:: Extrait du texte

17      La chambre de recours a, ensuite, examiné un deuxième groupe de documents fournis par la requérante sur invitation de la division d’annulation. S’agissant de ce deuxième groupe de documents, la chambre de recours a estimé qu’il était insuffisant et incohérent pour prouver l’usage de la marque antérieure. En effet, selon la chambre de recours, la preuve apportée par la requérante ne permettait pas de se rendre compte de la manière dont le consommateur final percevait cette marque. Elle a rappelé que le consommateur devait être en mesure de voir la marque sur le produit et pas seulement dans la publicité.

18      S’agissant de la violation des droits de la défense prévus à l’article 75 du règlement n° 207/2009, la chambre de recours a estimé que la requérante avait eu à deux reprises l’occasion de fournir la preuve de l’usage et que, de ce fait, elle avait produit les preuves les plus efficaces dont elle disposait. La chambre de recours a rappelé également que l’OHMI n’était pas tenu de communiquer d’avance la décision qu’elle entend prendre concernant une question précise.

::::

[Consigne]: D'après l'extrait sur la procédure de recours, combien de fois la requérante a-t-elle eu l'occasion de fournir la preuve de l'usage ? Appuyez-vous uniquement sur l'extrait du texte.

:: Données fournies

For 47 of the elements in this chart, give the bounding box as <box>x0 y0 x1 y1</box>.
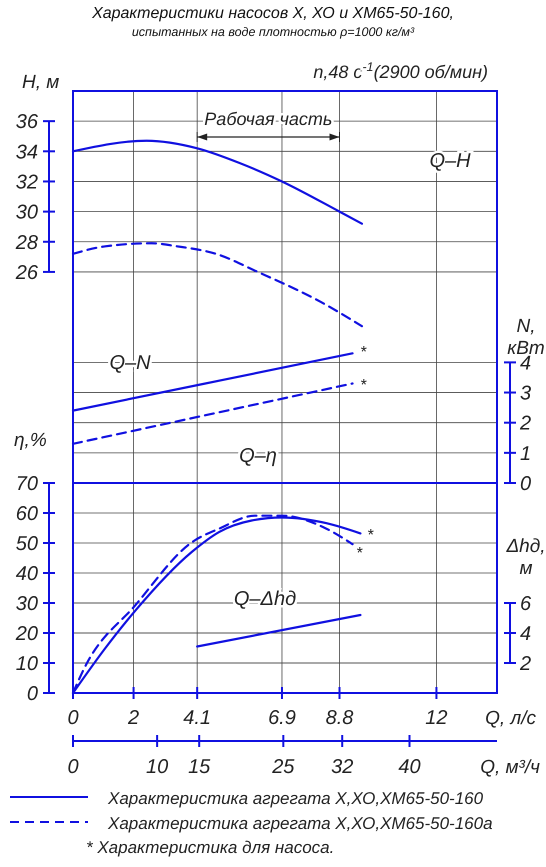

::::

[Réponse]: À deux reprises.